• Aim of the exercise
Where the string "Республиканская" occurs in the material below, report the whole line.

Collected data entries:
++++

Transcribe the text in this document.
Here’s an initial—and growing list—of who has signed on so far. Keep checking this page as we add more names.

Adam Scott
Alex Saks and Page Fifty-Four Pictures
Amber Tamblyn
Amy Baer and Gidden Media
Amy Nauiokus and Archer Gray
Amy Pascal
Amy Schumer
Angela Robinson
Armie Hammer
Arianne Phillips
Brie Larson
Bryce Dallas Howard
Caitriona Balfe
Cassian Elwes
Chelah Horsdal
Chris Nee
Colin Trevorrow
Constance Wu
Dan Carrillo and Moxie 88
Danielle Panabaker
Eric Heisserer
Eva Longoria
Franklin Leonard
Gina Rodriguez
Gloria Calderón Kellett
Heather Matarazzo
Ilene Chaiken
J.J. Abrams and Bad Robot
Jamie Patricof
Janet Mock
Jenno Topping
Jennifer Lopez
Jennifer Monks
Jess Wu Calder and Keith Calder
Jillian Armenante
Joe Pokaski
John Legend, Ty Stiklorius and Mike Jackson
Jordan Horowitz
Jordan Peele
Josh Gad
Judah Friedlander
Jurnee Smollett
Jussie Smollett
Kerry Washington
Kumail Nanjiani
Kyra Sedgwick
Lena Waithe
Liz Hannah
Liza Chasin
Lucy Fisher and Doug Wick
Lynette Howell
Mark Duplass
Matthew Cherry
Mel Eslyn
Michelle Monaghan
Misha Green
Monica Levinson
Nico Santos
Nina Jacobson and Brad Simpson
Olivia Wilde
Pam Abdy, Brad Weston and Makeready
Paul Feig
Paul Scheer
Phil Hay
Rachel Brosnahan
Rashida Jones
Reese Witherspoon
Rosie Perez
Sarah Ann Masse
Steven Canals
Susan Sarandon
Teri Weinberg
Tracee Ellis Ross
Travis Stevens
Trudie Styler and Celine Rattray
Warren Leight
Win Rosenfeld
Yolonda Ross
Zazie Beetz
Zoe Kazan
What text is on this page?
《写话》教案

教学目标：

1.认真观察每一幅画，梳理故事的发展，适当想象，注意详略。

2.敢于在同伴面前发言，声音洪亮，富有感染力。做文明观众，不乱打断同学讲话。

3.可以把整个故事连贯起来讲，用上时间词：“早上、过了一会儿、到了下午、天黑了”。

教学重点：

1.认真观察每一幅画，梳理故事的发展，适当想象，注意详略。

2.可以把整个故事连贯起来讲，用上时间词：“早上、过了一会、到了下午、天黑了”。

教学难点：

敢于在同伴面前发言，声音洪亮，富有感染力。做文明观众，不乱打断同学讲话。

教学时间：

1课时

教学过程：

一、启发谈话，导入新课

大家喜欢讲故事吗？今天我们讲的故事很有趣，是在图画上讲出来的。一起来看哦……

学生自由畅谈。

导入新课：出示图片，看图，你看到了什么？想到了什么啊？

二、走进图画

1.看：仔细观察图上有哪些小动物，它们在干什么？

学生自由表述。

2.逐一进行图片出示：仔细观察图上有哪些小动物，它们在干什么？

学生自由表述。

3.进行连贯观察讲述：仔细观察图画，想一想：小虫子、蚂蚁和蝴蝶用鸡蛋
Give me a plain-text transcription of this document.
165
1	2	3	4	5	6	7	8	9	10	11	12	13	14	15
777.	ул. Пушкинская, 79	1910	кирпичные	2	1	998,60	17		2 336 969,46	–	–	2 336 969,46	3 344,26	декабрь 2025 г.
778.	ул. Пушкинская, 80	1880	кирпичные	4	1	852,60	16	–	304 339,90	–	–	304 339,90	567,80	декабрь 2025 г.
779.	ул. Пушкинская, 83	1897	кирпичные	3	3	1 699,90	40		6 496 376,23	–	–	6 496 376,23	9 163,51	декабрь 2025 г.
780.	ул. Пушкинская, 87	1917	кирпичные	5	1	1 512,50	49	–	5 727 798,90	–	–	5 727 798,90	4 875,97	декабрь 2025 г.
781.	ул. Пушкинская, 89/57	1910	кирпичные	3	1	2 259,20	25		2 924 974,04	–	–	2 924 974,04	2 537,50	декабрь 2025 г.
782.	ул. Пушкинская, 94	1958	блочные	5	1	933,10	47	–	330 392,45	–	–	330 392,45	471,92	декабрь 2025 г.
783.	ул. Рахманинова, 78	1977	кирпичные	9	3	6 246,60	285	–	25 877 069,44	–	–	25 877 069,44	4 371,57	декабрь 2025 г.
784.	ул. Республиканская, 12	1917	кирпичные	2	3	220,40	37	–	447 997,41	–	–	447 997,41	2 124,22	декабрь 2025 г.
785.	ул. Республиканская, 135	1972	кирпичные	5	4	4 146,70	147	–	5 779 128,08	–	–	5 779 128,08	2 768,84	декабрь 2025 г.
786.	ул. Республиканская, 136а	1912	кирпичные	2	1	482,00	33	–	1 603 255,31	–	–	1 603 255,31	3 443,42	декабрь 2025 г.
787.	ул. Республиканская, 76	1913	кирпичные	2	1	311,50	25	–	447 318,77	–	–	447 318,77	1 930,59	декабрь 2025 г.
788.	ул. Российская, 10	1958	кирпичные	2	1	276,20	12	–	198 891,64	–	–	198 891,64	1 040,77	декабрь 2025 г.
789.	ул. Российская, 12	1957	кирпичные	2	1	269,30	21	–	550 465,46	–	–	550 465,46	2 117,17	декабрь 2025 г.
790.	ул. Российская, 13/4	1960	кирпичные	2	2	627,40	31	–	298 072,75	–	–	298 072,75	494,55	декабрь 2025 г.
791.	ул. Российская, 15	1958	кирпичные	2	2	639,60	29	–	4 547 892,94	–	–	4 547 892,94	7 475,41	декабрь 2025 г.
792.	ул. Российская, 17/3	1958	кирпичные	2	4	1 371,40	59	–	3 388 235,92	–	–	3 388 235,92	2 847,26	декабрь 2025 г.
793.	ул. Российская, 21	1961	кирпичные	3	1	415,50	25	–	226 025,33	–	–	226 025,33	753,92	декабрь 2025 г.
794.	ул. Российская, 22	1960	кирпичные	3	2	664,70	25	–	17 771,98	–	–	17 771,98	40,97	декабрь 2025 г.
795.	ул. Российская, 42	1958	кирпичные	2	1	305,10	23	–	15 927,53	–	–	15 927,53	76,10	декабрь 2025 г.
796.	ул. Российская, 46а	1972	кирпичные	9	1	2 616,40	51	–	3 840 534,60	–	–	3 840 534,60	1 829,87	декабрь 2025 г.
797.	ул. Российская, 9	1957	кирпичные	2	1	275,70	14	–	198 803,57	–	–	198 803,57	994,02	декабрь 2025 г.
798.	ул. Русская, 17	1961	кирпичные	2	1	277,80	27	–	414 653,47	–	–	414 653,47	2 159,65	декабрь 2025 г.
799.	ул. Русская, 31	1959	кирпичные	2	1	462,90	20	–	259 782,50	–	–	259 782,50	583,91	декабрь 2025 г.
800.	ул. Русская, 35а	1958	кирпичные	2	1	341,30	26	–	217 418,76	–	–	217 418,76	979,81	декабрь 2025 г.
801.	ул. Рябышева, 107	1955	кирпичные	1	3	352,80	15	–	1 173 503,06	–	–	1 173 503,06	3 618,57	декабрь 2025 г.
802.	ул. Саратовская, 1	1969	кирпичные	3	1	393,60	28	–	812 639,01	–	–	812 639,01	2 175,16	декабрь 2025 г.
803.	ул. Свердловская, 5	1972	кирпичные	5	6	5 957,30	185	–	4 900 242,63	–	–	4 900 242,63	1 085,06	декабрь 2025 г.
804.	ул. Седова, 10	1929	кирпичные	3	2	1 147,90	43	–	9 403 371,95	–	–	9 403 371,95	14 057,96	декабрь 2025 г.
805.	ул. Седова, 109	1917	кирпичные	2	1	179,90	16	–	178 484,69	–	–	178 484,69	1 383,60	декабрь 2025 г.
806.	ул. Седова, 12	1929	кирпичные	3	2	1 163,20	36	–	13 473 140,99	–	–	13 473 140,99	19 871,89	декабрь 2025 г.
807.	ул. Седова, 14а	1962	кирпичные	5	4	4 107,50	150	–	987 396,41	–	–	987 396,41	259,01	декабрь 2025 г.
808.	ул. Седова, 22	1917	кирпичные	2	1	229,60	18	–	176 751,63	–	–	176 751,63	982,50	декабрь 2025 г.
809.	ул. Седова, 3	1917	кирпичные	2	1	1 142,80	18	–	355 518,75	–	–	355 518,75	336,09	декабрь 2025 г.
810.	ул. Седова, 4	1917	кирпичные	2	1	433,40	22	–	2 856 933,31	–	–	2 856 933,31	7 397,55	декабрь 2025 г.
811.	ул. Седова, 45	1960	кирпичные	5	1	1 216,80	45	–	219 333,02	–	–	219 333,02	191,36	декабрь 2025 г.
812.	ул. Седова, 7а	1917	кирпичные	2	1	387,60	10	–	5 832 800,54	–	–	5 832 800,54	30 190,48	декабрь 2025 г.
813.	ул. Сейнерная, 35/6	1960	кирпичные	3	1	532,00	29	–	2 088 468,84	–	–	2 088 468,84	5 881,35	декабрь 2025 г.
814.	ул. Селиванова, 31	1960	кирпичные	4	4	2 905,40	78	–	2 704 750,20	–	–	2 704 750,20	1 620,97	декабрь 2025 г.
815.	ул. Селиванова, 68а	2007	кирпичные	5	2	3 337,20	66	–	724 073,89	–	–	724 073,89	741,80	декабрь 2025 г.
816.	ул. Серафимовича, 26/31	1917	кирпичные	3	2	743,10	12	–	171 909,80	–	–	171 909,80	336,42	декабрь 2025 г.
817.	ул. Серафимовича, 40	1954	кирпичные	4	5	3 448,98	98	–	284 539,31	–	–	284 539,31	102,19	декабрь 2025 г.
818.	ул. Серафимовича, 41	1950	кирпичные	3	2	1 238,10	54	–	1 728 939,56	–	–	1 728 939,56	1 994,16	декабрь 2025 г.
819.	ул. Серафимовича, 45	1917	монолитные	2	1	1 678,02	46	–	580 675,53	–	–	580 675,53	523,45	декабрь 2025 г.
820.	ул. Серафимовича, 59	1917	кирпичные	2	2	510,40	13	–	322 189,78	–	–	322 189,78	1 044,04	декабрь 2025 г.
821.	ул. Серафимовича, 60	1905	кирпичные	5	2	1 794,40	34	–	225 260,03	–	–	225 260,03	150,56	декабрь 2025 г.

++++

• Response
784.	ул. Республиканская, 12	1917	кирпичные	2	3	220,40	37	–	447 997,41	–	–	447 997,41	2 124,22	декабрь 2025 г.
785.	ул. Республиканская, 135	1972	кирпичные	5	4	4 146,70	147	–	5 779 128,08	–	–	5 779 128,08	2 768,84	декабрь 2025 г.
786.	ул. Республиканская, 136а	1912	кирпичные	2	1	482,00	33	–	1 603 255,31	–	–	1 603 255,31	3 443,42	декабрь 2025 г.
787.	ул. Республиканская, 76	1913	кирпичные	2	1	311,50	25	–	447 318,77	–	–	447 318,77	1 930,59	декабрь 2025 г.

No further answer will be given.